_Tarea breve A_. Indica si cada una de estas afirmaciones concuerda con el texto proporcionado sobre Anna Wintour: (i) Wintour está al frente de Vogue desde hace 35 años; (ii) quien narra llega tarde al restaurante; (iii) Wintour pide un plato de ñoquis. Responde sí o no a cada una y cita literalmente las palabras del texto que lo deciden.

_Texto proporcionado_.
==============================

Anna Wintour quiere que nos reunamos para almorzar en el Ritz de Londres, pero cuando pregunto por una mesa para una entrevista del FT, el restaurante me rechaza. Una llamada de uno de los dos asistentes personales de Wintour más tarde, y la recepcionista envía un correo electrónico para disculparse: “No sabía que iba a asistir con Anna Wintour”.
Ser la editora en jefe de Vogue durante muchos años, y la inspiración para el arrogante papel protagónico que interpretó Meryl Streep en la adaptación cinematográfica de 2006 de El diablo viste a la moda (The Devil Wears Prada), debe de ser una de las muchas ventajas de conseguir mesas inalcanzables.
Wintour preside la denominada biblia de la moda desde hace 35 años, y su fama e influencia lo único que ha hecho es aumentar a medida que el poder de las revistas y la marca Vogue han ido menguando. En 2020, apenas unos meses después de los rumores de que pronto renunciaría en medio de acusaciones de prejuicios raciales --se disculpó por sus “errores”-- la ascendieron a directora editorial global de Vogue y directora global de contenidos de Condé Nast, un cargo que le permite supervisar todas las revistas de la casa editorial en 32 mercados (con excepción de The New Yorker).
Llego 15 minutos antes a un restaurante vacío y me conducen a una sala semiprivada al fondo. Es un espacio anticuado con una alfombra de enrejado rosa y verde y ormolu francés, medio oculto por pesadas cortinas de brocado. Justo cuando dejo el bolso en el escabel, aparece un mesero vestido de negro y me dice que estoy sentada en el sitio preferido de Anna. ¿Me puedo mover a otro? “Es mejor que estas cosas empiecen bien”, me advierte.
¿Todos los clientes VIP del Ritz reciben este trato? Lo dudo. Existe un mito en torno a esta editora de 73 años que inspira una diferencia similar a la que se tiene con la realeza. Se la ha comparado con el Rey Sol, que impone una obediencia total a sus cortesanos en el ámbito de la moda; más recientemente, se la comparó con la fallecida reina Isabel II, emperatriz de un imperio en decadencia. Pero, sin duda, Isabel II, con sus trajes pastel y sus recatados collares de perlas, nunca inspiró tanto terror.
Wintour llega sonriente y me dice que no quiere comer. “Me resulta bastante difícil comer y ser entrevistada, así que creo que voy a esperar, pero por favor, pide algo”.
Me pregunto si debería explicar el formato del Almuerzo con el FT, pero decido no hacerlo. Pido lo primero que veo en el menú vegano: un plato de ñoquis. Un mesero sirve una botella de San Pellegrino en la copa de tallo largo de Wintour.
Septiembre es el mes de Wintour, por las semanas internacionales de la moda, porque celebró su primer desfile de Vogue World en Londres: un espectáculo de media hora que mezcla teatro, ópera, Annie Lennox y una pasarela multimarca con Cindy Crawford, Christy Turlington, Naomi Campbell y Linda Evangelista.

==============================

_Datos proporcionados_.

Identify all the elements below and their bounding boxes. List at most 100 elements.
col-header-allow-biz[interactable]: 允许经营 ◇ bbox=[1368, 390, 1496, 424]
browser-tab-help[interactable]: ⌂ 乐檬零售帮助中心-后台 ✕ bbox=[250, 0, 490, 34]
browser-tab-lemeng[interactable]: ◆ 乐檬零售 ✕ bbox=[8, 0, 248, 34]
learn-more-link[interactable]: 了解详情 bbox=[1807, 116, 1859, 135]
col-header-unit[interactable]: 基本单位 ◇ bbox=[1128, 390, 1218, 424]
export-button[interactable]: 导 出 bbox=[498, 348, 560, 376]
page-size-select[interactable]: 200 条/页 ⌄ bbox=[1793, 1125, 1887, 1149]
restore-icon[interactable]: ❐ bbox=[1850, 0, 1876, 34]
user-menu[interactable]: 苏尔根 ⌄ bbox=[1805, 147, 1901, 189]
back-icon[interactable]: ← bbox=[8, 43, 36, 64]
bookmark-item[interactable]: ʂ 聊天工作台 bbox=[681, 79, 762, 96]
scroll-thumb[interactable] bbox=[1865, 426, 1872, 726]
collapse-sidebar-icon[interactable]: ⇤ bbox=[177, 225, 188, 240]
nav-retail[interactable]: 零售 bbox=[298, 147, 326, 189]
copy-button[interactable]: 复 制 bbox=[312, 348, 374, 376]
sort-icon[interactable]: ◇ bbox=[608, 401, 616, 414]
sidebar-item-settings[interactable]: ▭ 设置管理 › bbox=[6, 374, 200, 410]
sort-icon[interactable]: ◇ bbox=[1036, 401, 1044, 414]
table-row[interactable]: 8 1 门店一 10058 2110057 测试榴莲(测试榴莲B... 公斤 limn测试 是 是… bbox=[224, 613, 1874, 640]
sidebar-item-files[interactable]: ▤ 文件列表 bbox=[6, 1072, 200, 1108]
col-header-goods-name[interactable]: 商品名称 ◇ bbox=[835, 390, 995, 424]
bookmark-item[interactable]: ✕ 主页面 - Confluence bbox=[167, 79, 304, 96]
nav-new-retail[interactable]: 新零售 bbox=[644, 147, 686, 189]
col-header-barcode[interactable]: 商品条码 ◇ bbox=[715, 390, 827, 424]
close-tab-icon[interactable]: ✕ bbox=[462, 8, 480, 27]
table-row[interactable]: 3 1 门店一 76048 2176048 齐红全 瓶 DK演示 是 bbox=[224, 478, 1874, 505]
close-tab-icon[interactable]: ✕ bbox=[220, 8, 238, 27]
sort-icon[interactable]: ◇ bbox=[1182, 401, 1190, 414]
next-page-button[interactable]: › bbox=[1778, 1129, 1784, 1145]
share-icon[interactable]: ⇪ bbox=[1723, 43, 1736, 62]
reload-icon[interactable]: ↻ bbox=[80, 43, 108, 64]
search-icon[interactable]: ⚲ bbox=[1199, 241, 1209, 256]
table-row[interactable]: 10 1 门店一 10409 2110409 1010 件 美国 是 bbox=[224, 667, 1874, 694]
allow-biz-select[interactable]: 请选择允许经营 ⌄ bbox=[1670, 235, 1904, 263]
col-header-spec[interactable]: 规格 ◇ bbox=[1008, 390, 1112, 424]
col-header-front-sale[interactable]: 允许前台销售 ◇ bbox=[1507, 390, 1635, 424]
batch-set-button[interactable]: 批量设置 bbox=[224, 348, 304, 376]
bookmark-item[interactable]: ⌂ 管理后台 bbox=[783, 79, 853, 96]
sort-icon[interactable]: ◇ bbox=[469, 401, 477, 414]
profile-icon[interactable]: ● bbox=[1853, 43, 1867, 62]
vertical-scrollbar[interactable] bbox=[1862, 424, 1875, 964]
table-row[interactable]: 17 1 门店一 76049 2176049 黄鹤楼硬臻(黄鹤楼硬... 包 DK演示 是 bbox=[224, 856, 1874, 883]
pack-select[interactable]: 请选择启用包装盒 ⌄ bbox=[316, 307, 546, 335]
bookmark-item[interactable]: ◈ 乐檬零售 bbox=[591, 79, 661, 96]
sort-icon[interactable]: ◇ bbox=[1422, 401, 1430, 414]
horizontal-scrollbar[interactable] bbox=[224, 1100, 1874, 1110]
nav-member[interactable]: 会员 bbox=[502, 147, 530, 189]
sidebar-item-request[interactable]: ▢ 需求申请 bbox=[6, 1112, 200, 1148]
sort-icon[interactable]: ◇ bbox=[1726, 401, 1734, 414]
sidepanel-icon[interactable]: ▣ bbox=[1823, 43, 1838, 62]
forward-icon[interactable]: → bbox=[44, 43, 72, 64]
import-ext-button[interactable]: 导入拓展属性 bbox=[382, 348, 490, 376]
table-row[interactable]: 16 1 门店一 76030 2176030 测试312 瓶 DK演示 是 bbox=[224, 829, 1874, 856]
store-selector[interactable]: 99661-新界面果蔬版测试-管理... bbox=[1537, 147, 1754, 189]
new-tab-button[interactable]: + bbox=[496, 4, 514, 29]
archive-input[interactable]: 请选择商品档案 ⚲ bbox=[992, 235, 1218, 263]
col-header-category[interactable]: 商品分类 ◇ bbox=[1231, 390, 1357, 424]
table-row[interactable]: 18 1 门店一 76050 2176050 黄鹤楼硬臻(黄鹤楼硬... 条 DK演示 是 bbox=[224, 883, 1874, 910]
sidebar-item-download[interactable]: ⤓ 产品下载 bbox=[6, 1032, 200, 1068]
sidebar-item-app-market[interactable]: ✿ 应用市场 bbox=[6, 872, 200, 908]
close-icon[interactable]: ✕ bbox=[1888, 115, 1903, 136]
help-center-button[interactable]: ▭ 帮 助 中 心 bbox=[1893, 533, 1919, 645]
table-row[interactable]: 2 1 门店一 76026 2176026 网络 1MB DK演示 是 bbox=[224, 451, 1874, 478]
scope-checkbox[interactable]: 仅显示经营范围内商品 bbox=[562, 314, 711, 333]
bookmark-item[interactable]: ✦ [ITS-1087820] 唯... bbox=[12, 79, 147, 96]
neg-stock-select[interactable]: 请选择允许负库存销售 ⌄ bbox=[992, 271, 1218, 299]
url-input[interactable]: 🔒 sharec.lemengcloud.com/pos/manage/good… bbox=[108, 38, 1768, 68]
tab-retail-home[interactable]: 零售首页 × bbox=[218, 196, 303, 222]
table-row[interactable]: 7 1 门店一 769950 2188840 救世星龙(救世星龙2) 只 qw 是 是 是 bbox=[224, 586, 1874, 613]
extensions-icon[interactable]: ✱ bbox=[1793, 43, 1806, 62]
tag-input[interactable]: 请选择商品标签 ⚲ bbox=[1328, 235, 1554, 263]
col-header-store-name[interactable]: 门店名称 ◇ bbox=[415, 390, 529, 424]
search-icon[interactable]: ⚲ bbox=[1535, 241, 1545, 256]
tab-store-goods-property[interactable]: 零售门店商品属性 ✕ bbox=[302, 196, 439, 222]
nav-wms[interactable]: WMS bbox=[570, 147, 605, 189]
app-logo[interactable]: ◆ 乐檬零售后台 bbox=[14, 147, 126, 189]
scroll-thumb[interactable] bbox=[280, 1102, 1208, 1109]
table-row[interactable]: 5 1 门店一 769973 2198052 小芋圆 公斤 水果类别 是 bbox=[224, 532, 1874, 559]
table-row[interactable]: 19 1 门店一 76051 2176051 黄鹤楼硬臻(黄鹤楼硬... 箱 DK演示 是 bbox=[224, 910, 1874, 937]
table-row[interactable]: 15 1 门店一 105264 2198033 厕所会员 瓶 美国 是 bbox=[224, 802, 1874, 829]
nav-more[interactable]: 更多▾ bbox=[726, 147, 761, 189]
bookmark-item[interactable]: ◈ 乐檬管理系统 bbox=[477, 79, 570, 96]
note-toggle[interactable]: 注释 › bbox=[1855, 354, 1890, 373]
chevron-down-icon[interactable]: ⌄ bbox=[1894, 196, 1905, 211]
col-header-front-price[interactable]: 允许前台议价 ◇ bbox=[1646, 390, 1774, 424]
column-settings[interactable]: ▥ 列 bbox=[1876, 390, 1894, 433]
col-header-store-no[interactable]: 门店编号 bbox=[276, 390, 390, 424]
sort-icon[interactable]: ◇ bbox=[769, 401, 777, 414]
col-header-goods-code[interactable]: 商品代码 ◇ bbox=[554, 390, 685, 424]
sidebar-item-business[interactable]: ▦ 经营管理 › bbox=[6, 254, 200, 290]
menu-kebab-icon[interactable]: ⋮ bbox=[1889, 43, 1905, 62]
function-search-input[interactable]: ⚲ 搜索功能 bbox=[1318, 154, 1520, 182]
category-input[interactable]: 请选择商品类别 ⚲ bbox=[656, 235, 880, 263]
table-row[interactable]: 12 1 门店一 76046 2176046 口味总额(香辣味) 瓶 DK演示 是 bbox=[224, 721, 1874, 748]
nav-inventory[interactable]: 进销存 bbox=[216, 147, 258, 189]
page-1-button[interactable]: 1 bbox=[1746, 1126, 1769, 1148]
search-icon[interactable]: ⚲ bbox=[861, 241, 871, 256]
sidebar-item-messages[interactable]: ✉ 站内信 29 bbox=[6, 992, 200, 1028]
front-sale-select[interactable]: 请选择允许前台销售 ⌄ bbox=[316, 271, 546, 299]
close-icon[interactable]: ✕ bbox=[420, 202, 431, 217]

==============================

_Tarea breve B_. Cambia "sort-icon" por "order-icon" en la parte de los registros que empieza al inicio de estos y termina con la línea que contiene "table-row[interactable]: 10 1", ambos extremos incluidos. Reproduce solo esas líneas y deja todo lo demás sin cambios.

_Respuesta A_.
(i) Sí: «Wintour preside la denominada biblia de la moda desde hace 35 años».
(ii) No: «Llego 15 minutos antes a un restaurante vacío».
(iii) No: «Wintour llega sonriente y me dice que no quiere comer».

_Respuesta B_.
Identify all the elements below and their bounding boxes. List at most 100 elements.
col-header-allow-biz[interactable]: 允许经营 ◇ bbox=[1368, 390, 1496, 424]
browser-tab-help[interactable]: ⌂ 乐檬零售帮助中心-后台 ✕ bbox=[250, 0, 490, 34]
browser-tab-lemeng[interactable]: ◆ 乐檬零售 ✕ bbox=[8, 0, 248, 34]
learn-more-link[interactable]: 了解详情 bbox=[1807, 116, 1859, 135]
col-header-unit[interactable]: 基本单位 ◇ bbox=[1128, 390, 1218, 424]
export-button[interactable]: 导 出 bbox=[498, 348, 560, 376]
page-size-select[interactable]: 200 条/页 ⌄ bbox=[1793, 1125, 1887, 1149]
restore-icon[interactable]: ❐ bbox=[1850, 0, 1876, 34]
user-menu[interactable]: 苏尔根 ⌄ bbox=[1805, 147, 1901, 189]
back-icon[interactable]: ← bbox=[8, 43, 36, 64]
bookmark-item[interactable]: ʂ 聊天工作台 bbox=[681, 79, 762, 96]
scroll-thumb[interactable] bbox=[1865, 426, 1872, 726]
collapse-sidebar-icon[interactable]: ⇤ bbox=[177, 225, 188, 240]
nav-retail[interactable]: 零售 bbox=[298, 147, 326, 189]
copy-button[interactable]: 复 制 bbox=[312, 348, 374, 376]
order-icon[interactable]: ◇ bbox=[608, 401, 616, 414]
sidebar-item-settings[interactable]: ▭ 设置管理 › bbox=[6, 374, 200, 410]
order-icon[interactable]: ◇ bbox=[1036, 401, 1044, 414]
table-row[interactable]: 8 1 门店一 10058 2110057 测试榴莲(测试榴莲B... 公斤 limn测试 是 是… bbox=[224, 613, 1874, 640]
sidebar-item-files[interactable]: ▤ 文件列表 bbox=[6, 1072, 200, 1108]
col-header-goods-name[interactable]: 商品名称 ◇ bbox=[835, 390, 995, 424]
bookmark-item[interactable]: ✕ 主页面 - Confluence bbox=[167, 79, 304, 96]
nav-new-retail[interactable]: 新零售 bbox=[644, 147, 686, 189]
col-header-barcode[interactable]: 商品条码 ◇ bbox=[715, 390, 827, 424]
close-tab-icon[interactable]: ✕ bbox=[462, 8, 480, 27]
table-row[interactable]: 3 1 门店一 76048 2176048 齐红全 瓶 DK演示 是 bbox=[224, 478, 1874, 505]
close-tab-icon[interactable]: ✕ bbox=[220, 8, 238, 27]
order-icon[interactable]: ◇ bbox=[1182, 401, 1190, 414]
next-page-button[interactable]: › bbox=[1778, 1129, 1784, 1145]
share-icon[interactable]: ⇪ bbox=[1723, 43, 1736, 62]
reload-icon[interactable]: ↻ bbox=[80, 43, 108, 64]
search-icon[interactable]: ⚲ bbox=[1199, 241, 1209, 256]
table-row[interactable]: 10 1 门店一 10409 2110409 1010 件 美国 是 bbox=[224, 667, 1874, 694]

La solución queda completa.